Aim of the exercise
Search the records that follow and extract every line containing the string "name".

begin Entries shown

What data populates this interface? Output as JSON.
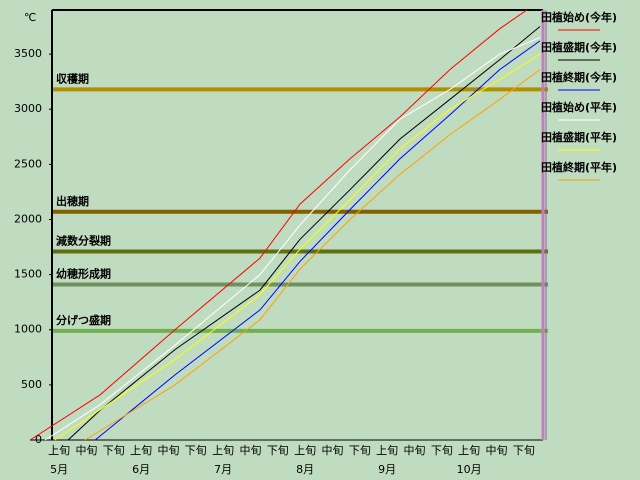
{
  "chart_data": {
    "type": "line",
    "y_unit": "℃",
    "categories": [
      "上旬",
      "中旬",
      "下旬",
      "上旬",
      "中旬",
      "下旬",
      "上旬",
      "中旬",
      "下旬",
      "上旬",
      "中旬",
      "下旬",
      "上旬",
      "中旬",
      "下旬",
      "上旬",
      "中旬",
      "下旬"
    ],
    "months": [
      "5月",
      "6月",
      "7月",
      "8月",
      "9月",
      "10月"
    ],
    "xlim": [
      -0.26,
      17.7
    ],
    "ylim": [
      0,
      3900
    ],
    "yticks": [
      0,
      500,
      1000,
      1500,
      2000,
      2500,
      3000,
      3500
    ],
    "stages": [
      {
        "name": "収穫期",
        "value": 3180,
        "color": "#b09000"
      },
      {
        "name": "出穂期",
        "value": 2070,
        "color": "#806000"
      },
      {
        "name": "減数分裂期",
        "value": 1710,
        "color": "#607010"
      },
      {
        "name": "幼穂形成期",
        "value": 1410,
        "color": "#709060"
      },
      {
        "name": "分げつ盛期",
        "value": 990,
        "color": "#70b050"
      }
    ],
    "series": [
      {
        "name": "田植始め(今年)",
        "color": "#ff0000",
        "x": [
          -1.06,
          1.5,
          4.24,
          7.35,
          8.81,
          10.64,
          12.47,
          14.3,
          16.12,
          17.11
        ],
        "values": [
          0,
          410,
          1000,
          1650,
          2140,
          2550,
          2930,
          3360,
          3730,
          3900
        ]
      },
      {
        "name": "田植盛期(今年)",
        "color": "#000000",
        "x": [
          0.33,
          1.5,
          4.24,
          7.35,
          8.81,
          10.64,
          12.47,
          14.3,
          16.12,
          17.59
        ],
        "values": [
          0,
          270,
          820,
          1360,
          1820,
          2270,
          2730,
          3090,
          3450,
          3750
        ]
      },
      {
        "name": "田植終期(今年)",
        "color": "#0000ff",
        "x": [
          1.32,
          4.24,
          7.35,
          8.81,
          10.64,
          12.47,
          14.3,
          16.12,
          17.59
        ],
        "values": [
          0,
          590,
          1180,
          1620,
          2090,
          2550,
          2950,
          3360,
          3620
        ]
      },
      {
        "name": "田植始め(平年)",
        "color": "#ffffff",
        "x": [
          -0.51,
          1.5,
          4.24,
          7.35,
          8.81,
          10.64,
          12.47,
          14.3,
          16.12,
          17.59
        ],
        "values": [
          0,
          320,
          860,
          1500,
          1950,
          2450,
          2910,
          3180,
          3500,
          3650
        ]
      },
      {
        "name": "田植盛期(平年)",
        "color": "#ffff00",
        "x": [
          -0.15,
          4.24,
          7.35,
          8.81,
          10.64,
          12.47,
          14.3,
          16.12,
          17.59
        ],
        "values": [
          0,
          730,
          1320,
          1730,
          2180,
          2640,
          3000,
          3270,
          3500
        ]
      },
      {
        "name": "田植終期(平年)",
        "color": "#ffa000",
        "x": [
          0.95,
          4.24,
          7.35,
          8.81,
          10.64,
          12.47,
          14.3,
          16.12,
          17.59
        ],
        "values": [
          0,
          500,
          1090,
          1550,
          2000,
          2410,
          2770,
          3090,
          3360
        ]
      }
    ]
  }
}
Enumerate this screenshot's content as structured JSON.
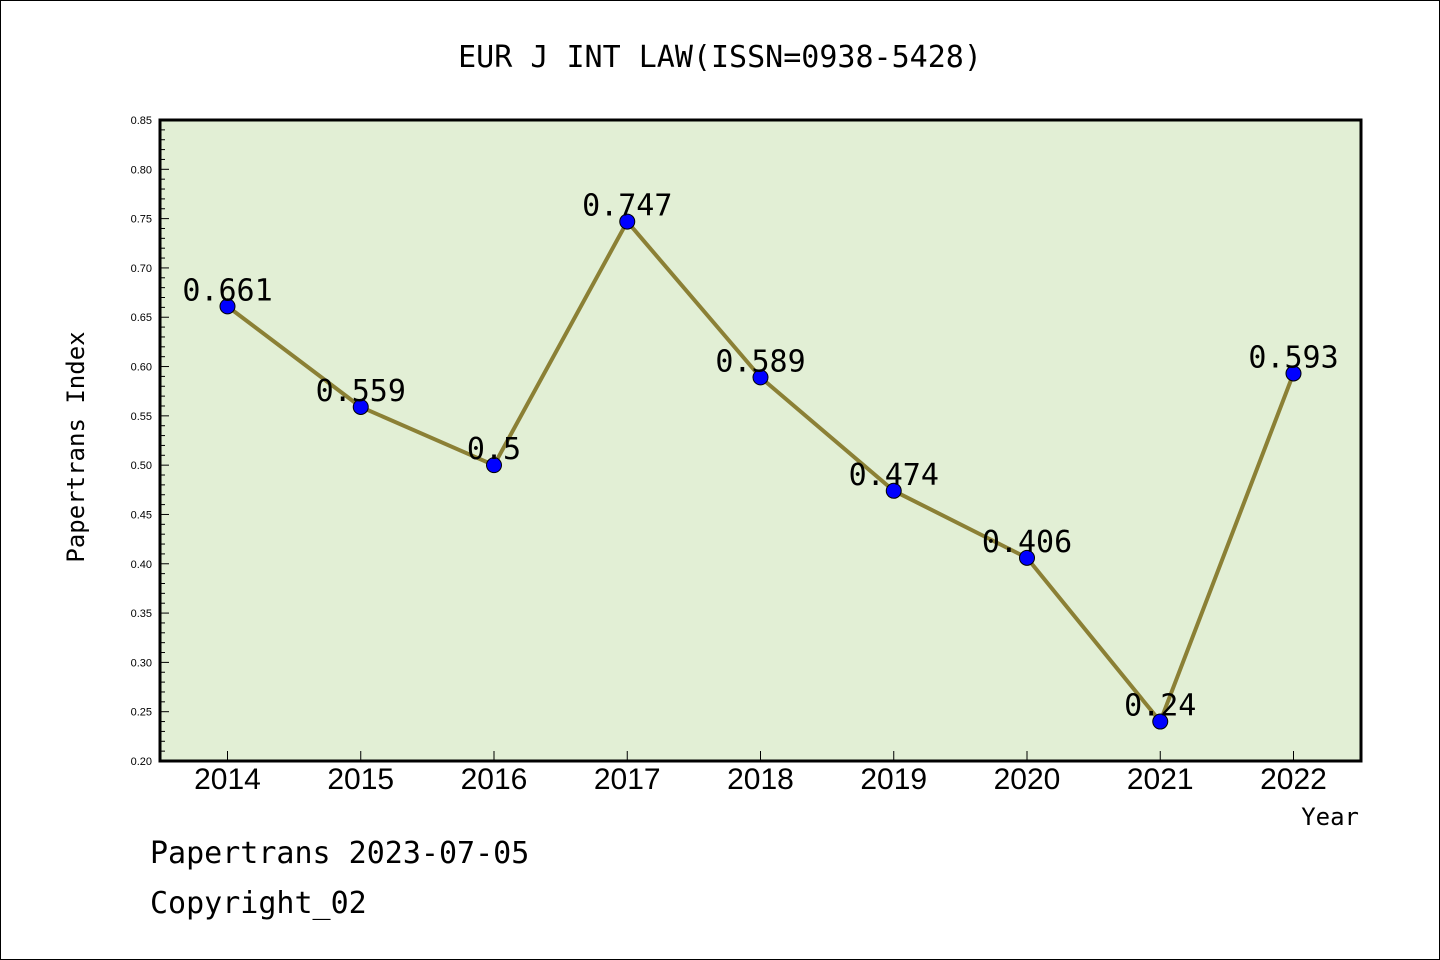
{
  "chart_data": {
    "type": "line",
    "title": "EUR J INT LAW(ISSN=0938-5428)",
    "xlabel": "Year",
    "ylabel": "Papertrans Index",
    "categories": [
      "2014",
      "2015",
      "2016",
      "2017",
      "2018",
      "2019",
      "2020",
      "2021",
      "2022"
    ],
    "values": [
      0.661,
      0.559,
      0.5,
      0.747,
      0.589,
      0.474,
      0.406,
      0.24,
      0.593
    ],
    "data_labels": [
      "0.661",
      "0.559",
      "0.5",
      "0.747",
      "0.589",
      "0.474",
      "0.406",
      "0.24",
      "0.593"
    ],
    "ylim": [
      0.2,
      0.85
    ],
    "yticks": [
      "0.20",
      "0.25",
      "0.30",
      "0.35",
      "0.40",
      "0.45",
      "0.50",
      "0.55",
      "0.60",
      "0.65",
      "0.70",
      "0.75",
      "0.80",
      "0.85"
    ],
    "grid": false,
    "legend": "none",
    "colors": {
      "plot_background": "#e2efd5",
      "line": "#8b8035",
      "marker": "#0000ff"
    }
  },
  "footer": {
    "line1": "Papertrans 2023-07-05",
    "line2": "Copyright_02"
  }
}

end Entries shown

Response to the exercise
        "name": "収穫期",
        "name": "出穂期",
        "name": "減数分裂期",
        "name": "幼穂形成期",
        "name": "分げつ盛期",
        "name": "田植始め(今年)",
        "name": "田植盛期(今年)",
        "name": "田植終期(今年)",
        "name": "田植始め(平年)",
        "name": "田植盛期(平年)",
        "name": "田植終期(平年)",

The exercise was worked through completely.